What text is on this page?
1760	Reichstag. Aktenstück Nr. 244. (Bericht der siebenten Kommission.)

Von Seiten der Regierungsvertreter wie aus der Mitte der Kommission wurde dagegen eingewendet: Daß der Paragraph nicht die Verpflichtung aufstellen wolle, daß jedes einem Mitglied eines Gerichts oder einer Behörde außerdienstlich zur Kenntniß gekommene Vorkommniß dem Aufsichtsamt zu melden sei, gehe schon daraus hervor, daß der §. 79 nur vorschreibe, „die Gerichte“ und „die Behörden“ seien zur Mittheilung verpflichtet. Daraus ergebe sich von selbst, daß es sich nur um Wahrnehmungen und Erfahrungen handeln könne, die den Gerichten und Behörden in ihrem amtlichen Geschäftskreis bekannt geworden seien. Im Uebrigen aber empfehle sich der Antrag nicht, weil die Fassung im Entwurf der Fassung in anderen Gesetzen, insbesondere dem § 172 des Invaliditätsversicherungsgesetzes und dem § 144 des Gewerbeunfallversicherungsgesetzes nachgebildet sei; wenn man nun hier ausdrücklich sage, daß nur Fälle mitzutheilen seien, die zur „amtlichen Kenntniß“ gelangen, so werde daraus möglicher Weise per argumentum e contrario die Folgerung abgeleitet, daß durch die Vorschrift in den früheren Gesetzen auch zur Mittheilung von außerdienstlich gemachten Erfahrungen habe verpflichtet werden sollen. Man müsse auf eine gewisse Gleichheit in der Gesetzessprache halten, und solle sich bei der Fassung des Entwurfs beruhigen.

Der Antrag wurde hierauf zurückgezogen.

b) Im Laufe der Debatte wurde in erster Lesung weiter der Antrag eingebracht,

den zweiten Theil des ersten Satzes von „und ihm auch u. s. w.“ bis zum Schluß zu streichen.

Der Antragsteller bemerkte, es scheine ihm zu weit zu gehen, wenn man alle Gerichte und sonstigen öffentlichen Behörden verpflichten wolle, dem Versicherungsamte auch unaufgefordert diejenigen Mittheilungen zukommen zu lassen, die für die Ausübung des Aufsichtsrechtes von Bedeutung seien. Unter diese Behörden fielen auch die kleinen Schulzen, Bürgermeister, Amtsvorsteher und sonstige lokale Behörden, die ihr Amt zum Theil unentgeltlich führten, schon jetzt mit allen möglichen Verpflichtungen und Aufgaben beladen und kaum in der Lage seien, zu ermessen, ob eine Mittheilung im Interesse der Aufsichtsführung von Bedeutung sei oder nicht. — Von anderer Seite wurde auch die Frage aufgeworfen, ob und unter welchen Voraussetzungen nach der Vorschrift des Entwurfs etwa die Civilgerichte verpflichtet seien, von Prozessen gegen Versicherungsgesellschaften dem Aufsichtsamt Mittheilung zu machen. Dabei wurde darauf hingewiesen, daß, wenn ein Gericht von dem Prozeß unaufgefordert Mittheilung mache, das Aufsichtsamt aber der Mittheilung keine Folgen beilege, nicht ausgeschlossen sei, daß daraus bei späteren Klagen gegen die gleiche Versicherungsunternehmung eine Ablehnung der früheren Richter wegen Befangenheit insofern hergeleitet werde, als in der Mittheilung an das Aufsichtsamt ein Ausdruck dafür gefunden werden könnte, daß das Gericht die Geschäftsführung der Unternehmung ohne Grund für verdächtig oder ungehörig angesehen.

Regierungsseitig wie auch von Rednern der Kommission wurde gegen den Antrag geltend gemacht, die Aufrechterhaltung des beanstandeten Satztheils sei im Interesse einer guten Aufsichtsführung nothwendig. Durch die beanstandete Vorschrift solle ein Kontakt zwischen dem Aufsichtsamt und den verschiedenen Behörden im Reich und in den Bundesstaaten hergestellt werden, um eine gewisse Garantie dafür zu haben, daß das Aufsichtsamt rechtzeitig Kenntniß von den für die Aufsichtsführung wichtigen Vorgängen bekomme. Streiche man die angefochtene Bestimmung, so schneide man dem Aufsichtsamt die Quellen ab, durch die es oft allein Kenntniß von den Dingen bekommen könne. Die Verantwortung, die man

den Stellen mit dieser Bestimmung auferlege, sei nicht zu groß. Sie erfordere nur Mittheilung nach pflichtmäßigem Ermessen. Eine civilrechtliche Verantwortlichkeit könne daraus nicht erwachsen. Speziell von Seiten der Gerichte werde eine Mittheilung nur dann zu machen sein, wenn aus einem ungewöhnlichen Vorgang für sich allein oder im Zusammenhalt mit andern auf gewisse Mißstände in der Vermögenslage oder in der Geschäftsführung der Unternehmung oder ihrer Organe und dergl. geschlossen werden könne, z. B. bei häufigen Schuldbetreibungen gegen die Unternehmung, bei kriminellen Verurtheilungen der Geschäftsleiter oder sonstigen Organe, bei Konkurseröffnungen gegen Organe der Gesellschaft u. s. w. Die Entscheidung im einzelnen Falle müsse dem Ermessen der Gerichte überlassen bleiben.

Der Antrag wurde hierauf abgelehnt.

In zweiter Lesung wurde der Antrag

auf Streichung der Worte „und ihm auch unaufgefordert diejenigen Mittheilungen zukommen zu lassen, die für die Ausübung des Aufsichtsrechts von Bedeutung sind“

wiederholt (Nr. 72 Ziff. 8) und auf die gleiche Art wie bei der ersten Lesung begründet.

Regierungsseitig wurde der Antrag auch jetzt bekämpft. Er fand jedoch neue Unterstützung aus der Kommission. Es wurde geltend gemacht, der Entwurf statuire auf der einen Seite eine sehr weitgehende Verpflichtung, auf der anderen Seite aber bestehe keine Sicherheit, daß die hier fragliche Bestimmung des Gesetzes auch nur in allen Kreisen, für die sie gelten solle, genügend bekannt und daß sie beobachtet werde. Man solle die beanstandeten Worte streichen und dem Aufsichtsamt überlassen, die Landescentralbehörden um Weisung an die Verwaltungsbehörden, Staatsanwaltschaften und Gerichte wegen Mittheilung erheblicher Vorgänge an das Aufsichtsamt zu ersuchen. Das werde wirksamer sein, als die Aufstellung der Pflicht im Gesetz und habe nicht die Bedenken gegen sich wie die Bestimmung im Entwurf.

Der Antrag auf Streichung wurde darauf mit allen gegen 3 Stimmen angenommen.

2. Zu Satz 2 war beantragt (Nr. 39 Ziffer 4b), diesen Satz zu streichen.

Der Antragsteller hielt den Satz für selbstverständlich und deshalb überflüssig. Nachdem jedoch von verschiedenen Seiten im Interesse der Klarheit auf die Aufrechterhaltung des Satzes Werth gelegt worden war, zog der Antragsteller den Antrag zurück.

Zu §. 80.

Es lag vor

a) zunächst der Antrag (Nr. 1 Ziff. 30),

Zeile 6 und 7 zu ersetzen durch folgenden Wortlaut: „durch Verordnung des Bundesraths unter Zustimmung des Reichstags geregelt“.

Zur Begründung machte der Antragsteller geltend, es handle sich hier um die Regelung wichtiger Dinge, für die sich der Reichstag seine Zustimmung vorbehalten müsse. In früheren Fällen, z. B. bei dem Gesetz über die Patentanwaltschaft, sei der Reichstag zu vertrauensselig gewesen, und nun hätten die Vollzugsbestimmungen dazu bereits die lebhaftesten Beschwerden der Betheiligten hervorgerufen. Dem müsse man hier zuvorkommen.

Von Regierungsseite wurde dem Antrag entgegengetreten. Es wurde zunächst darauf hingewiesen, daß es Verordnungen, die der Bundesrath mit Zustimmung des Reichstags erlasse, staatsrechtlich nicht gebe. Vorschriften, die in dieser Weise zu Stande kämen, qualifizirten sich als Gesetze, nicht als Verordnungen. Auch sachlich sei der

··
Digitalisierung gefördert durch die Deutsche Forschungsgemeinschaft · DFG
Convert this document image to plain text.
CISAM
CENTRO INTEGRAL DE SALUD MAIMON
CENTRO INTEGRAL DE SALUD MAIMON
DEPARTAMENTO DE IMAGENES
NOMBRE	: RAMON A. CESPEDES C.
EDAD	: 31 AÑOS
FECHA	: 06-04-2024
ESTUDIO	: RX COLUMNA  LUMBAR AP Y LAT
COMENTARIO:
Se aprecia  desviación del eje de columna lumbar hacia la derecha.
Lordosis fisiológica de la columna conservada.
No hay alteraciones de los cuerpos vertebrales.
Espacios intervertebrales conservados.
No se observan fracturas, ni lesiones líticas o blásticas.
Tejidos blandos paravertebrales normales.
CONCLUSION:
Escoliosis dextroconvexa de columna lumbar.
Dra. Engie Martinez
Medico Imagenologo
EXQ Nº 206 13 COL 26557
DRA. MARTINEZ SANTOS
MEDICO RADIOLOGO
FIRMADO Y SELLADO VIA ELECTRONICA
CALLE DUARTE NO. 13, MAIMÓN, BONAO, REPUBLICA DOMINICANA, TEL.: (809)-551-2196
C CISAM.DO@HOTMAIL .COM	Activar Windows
____
**Activity:** Begin with the line that holds "Convert this document image to plain text." and write out each line from there to the end of the material, exactly as it stands. Include nothing else.

**Written solution:**
Convert this document image to plain text.
CISAM
CENTRO INTEGRAL DE SALUD MAIMON
CENTRO INTEGRAL DE SALUD MAIMON
DEPARTAMENTO DE IMAGENES
NOMBRE	: RAMON A. CESPEDES C.
EDAD	: 31 AÑOS
FECHA	: 06-04-2024
ESTUDIO	: RX COLUMNA  LUMBAR AP Y LAT
COMENTARIO:
Se aprecia  desviación del eje de columna lumbar hacia la derecha.
Lordosis fisiológica de la columna conservada.
No hay alteraciones de los cuerpos vertebrales.
Espacios intervertebrales conservados.
No se observan fracturas, ni lesiones líticas o blásticas.
Tejidos blandos paravertebrales normales.
CONCLUSION:
Escoliosis dextroconvexa de columna lumbar.
Dra. Engie Martinez
Medico Imagenologo
EXQ Nº 206 13 COL 26557
DRA. MARTINEZ SANTOS
MEDICO RADIOLOGO
FIRMADO Y SELLADO VIA ELECTRONICA
CALLE DUARTE NO. 13, MAIMÓN, BONAO, REPUBLICA DOMINICANA, TEL.: (809)-551-2196
C CISAM.DO@HOTMAIL .COM	Activar Windows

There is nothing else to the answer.